**Work instructions:** Find and return each line containing "Северная".
•••
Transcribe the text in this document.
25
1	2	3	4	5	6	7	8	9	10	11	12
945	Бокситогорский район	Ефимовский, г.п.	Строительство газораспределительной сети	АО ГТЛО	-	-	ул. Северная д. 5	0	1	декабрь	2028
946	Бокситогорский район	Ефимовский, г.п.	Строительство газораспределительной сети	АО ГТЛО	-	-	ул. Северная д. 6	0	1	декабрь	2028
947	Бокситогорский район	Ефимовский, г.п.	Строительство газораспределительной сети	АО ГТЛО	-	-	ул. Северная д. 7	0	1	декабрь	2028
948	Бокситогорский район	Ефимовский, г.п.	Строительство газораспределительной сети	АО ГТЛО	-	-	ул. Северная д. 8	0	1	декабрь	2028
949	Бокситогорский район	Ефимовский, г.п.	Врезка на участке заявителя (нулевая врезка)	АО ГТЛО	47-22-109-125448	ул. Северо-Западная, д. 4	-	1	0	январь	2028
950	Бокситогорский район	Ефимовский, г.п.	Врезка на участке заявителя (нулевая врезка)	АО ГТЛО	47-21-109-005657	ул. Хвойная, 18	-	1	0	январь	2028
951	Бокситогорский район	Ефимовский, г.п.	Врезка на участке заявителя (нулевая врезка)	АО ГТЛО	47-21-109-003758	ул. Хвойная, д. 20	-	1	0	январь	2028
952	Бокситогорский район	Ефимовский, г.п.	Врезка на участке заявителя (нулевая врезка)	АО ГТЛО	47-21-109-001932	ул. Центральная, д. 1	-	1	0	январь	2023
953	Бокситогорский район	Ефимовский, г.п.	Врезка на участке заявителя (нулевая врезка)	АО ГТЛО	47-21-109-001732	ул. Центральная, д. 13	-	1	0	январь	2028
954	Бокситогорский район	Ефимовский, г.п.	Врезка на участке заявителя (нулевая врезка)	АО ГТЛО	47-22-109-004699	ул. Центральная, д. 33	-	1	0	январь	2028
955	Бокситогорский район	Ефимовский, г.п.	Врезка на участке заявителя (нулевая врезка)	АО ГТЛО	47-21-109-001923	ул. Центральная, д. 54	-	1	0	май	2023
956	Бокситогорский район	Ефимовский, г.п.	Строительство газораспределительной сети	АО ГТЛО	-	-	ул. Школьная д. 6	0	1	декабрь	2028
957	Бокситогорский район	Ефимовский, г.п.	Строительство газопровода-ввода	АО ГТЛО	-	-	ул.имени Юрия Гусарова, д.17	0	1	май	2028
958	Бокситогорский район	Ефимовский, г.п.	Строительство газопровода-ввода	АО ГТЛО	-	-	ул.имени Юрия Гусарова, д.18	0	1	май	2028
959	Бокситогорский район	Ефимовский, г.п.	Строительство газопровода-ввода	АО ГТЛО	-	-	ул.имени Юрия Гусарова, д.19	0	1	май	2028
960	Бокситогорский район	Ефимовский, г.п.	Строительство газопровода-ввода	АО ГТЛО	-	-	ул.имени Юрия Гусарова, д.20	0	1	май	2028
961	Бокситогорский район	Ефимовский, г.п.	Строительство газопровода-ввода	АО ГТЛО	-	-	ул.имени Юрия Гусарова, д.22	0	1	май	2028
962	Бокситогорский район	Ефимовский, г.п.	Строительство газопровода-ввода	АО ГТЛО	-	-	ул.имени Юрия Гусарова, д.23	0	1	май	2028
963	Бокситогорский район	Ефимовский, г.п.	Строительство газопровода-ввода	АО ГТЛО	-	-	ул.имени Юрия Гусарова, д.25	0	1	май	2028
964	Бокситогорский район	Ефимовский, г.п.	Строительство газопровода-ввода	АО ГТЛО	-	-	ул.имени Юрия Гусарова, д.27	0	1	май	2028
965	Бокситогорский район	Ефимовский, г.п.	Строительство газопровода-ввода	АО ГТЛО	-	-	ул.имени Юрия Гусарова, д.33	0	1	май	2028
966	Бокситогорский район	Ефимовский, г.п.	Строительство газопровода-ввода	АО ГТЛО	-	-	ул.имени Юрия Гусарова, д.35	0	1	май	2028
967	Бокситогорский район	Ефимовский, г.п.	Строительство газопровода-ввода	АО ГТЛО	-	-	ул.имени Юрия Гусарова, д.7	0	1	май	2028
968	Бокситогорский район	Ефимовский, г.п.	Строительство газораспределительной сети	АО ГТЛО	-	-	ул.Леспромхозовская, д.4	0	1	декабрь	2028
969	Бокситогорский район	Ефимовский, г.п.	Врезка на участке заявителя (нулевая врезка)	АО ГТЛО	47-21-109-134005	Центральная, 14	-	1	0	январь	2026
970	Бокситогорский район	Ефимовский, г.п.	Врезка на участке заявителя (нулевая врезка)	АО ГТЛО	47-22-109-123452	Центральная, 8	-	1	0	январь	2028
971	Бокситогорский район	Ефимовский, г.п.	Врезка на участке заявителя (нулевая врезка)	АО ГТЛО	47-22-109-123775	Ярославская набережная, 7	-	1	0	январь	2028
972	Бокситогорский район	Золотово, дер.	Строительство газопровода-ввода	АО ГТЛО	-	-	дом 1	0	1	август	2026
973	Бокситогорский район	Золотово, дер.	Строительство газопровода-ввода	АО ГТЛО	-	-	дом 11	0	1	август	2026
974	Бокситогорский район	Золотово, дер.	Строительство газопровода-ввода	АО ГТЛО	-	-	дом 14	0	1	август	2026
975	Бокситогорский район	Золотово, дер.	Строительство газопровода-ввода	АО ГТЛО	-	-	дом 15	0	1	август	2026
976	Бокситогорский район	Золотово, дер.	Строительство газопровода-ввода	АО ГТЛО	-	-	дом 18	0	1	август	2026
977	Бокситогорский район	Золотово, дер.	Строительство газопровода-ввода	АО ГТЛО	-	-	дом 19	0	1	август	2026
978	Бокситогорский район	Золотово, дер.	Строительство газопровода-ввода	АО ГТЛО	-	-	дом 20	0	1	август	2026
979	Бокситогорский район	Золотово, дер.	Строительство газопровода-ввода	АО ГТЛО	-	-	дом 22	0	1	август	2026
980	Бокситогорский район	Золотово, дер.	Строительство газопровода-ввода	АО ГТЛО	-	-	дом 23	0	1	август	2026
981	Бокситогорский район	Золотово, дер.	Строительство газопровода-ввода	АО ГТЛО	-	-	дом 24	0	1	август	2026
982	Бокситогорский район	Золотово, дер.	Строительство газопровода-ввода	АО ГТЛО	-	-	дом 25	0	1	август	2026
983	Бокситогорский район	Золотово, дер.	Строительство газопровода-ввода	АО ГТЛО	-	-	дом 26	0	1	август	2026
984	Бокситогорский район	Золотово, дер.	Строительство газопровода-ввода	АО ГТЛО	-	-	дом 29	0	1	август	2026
•••
**Correct answer:**
945	Бокситогорский район	Ефимовский, г.п.	Строительство газораспределительной сети	АО ГТЛО	-	-	ул. Северная д. 5	0	1	декабрь	2028
946	Бокситогорский район	Ефимовский, г.п.	Строительство газораспределительной сети	АО ГТЛО	-	-	ул. Северная д. 6	0	1	декабрь	2028
947	Бокситогорский район	Ефимовский, г.п.	Строительство газораспределительной сети	АО ГТЛО	-	-	ул. Северная д. 7	0	1	декабрь	2028
948	Бокситогорский район	Ефимовский, г.п.	Строительство газораспределительной сети	АО ГТЛО	-	-	ул. Северная д. 8	0	1	декабрь	2028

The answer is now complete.